> **Task directions**: Every line containing the word "friendly" needs to be found and copied.

****

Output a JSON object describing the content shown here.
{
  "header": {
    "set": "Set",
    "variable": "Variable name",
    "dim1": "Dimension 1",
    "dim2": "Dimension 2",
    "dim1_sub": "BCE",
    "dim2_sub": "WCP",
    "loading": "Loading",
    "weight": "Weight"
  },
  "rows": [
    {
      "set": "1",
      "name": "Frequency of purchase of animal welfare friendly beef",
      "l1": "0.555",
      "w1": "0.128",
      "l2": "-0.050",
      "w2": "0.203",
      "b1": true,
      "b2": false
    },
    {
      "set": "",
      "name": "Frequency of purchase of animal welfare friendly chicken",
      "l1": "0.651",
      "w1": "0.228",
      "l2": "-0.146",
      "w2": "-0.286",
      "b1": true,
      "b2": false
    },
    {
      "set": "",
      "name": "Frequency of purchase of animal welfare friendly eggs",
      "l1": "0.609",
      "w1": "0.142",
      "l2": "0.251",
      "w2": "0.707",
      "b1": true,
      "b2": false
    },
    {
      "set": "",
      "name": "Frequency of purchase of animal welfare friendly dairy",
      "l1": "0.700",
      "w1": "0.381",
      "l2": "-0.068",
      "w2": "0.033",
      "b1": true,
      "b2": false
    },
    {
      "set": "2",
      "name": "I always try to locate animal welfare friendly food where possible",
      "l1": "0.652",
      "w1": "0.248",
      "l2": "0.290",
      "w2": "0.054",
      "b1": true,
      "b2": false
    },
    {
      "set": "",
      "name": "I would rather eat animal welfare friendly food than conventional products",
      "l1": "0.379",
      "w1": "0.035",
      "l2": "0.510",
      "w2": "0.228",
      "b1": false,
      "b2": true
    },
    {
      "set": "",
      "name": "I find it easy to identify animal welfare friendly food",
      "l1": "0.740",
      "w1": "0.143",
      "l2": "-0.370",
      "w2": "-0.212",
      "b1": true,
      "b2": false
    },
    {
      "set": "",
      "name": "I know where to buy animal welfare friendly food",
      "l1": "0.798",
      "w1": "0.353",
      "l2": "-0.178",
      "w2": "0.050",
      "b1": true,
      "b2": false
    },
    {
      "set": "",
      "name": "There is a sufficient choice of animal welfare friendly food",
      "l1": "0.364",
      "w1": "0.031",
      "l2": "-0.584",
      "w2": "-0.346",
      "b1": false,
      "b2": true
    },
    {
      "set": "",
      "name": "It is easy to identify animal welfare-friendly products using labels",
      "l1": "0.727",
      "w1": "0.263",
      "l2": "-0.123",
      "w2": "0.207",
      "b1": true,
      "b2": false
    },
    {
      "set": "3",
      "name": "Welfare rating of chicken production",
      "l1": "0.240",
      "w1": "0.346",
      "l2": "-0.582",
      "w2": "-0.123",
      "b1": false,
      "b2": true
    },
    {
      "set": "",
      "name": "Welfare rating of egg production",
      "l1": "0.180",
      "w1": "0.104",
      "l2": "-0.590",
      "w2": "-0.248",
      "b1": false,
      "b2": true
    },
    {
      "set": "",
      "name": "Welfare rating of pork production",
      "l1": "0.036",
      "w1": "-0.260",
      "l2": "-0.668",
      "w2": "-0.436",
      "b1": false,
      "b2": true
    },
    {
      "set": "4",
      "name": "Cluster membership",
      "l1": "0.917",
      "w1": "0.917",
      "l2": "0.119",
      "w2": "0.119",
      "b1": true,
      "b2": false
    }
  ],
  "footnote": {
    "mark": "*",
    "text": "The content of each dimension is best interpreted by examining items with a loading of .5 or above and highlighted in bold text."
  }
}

****

> **Complete output**:
      "name": "Frequency of purchase of animal welfare friendly beef",
      "name": "Frequency of purchase of animal welfare friendly chicken",
      "name": "Frequency of purchase of animal welfare friendly eggs",
      "name": "Frequency of purchase of animal welfare friendly dairy",
      "name": "I always try to locate animal welfare friendly food where possible",
      "name": "I would rather eat animal welfare friendly food than conventional products",
      "name": "I find it easy to identify animal welfare friendly food",
      "name": "I know where to buy animal welfare friendly food",
      "name": "There is a sufficient choice of animal welfare friendly food",
      "name": "It is easy to identify animal welfare-friendly products using labels",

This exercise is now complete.